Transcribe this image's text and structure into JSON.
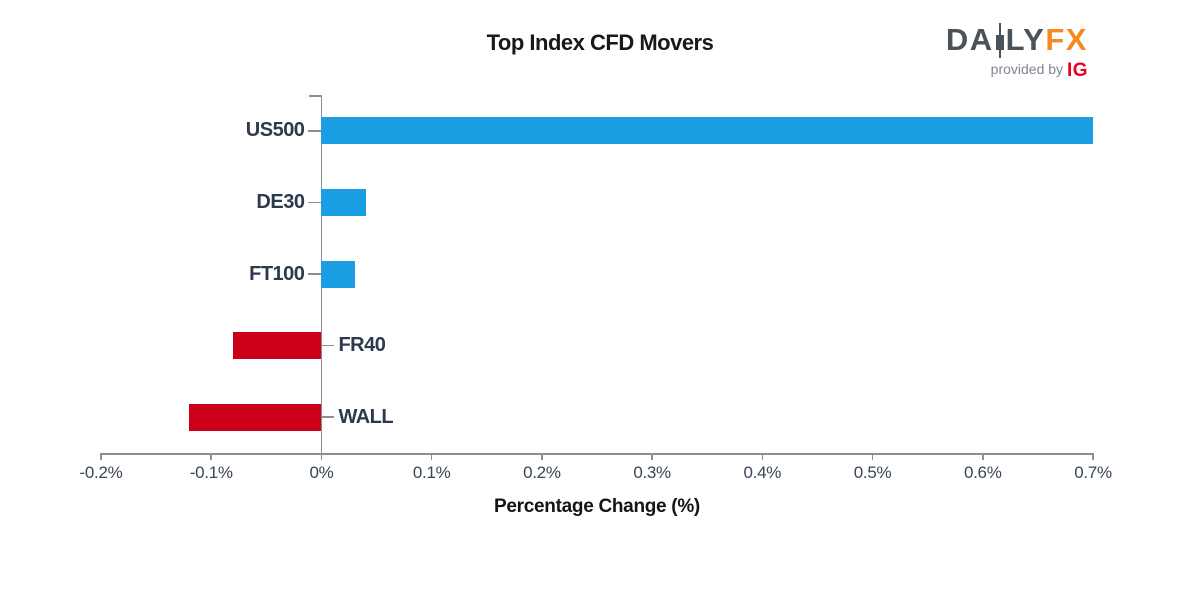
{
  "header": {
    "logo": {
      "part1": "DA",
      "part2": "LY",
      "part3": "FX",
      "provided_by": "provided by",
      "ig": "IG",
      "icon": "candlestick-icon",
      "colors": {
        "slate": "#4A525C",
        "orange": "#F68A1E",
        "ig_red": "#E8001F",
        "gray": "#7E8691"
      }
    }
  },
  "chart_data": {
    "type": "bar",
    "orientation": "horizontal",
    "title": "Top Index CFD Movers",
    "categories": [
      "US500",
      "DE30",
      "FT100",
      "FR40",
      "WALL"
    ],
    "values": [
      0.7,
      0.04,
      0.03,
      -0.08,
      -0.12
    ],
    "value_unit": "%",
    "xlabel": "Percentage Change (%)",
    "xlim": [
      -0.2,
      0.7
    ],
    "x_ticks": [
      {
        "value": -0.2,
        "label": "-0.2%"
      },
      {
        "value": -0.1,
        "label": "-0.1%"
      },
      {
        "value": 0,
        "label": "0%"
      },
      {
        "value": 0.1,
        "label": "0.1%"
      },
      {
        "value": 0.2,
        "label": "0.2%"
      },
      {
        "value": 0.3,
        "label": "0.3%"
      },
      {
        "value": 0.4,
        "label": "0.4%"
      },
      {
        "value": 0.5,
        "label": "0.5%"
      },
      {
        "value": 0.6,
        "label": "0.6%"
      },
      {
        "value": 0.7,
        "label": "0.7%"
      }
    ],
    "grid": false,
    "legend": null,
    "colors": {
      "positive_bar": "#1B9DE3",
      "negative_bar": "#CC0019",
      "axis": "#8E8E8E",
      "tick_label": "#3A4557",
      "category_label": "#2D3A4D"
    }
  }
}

---*---

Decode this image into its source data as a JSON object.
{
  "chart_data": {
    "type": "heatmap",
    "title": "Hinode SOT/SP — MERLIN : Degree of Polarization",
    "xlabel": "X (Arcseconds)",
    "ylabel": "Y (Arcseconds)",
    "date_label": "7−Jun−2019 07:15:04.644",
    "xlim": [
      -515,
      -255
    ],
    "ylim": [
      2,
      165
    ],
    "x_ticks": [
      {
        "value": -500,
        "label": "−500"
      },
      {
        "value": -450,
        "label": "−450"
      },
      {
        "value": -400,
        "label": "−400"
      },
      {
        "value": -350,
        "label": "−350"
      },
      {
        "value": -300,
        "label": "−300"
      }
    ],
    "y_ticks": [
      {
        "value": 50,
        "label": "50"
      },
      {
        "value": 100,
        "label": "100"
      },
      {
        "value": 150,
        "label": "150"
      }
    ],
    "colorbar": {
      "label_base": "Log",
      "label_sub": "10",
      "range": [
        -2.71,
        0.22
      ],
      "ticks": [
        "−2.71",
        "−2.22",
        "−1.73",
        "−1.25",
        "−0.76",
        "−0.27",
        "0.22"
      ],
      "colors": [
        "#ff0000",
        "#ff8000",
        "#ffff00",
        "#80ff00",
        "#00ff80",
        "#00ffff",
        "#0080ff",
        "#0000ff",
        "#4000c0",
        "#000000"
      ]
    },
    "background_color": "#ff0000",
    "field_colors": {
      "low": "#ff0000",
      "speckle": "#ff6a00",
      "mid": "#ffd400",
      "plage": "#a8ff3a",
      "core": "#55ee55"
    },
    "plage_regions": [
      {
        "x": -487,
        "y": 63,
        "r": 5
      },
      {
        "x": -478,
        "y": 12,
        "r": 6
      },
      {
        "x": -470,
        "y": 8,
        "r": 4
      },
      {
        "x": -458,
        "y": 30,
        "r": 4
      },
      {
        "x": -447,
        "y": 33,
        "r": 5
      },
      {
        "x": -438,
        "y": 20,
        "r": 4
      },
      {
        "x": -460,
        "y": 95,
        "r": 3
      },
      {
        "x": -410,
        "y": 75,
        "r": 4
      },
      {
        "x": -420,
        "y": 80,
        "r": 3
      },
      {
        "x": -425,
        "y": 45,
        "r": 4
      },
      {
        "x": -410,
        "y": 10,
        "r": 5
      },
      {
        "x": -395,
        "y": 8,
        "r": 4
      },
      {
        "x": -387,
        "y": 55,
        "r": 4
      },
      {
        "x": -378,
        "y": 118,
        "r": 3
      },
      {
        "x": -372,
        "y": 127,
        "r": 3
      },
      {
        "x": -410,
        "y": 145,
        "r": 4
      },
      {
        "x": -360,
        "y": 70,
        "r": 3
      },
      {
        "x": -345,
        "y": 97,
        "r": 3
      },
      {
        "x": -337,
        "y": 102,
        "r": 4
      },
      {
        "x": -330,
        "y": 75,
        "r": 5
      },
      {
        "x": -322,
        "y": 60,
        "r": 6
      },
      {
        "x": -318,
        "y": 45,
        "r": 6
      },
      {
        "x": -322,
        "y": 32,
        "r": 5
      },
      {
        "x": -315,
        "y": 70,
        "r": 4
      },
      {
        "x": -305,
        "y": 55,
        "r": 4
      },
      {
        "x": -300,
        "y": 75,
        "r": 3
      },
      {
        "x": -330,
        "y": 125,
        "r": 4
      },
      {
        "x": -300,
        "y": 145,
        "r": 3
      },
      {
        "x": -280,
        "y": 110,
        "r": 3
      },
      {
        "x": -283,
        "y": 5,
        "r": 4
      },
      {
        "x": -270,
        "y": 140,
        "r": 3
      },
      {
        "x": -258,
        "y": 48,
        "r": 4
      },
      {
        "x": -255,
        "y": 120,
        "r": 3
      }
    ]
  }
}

---*---

» **Work instructions**: From the listing, copy every line where the string "xlabel" appears.

» **Written answer**:
    "xlabel": "Percentage Change (%)",
    "xlabel": "X (Arcseconds)",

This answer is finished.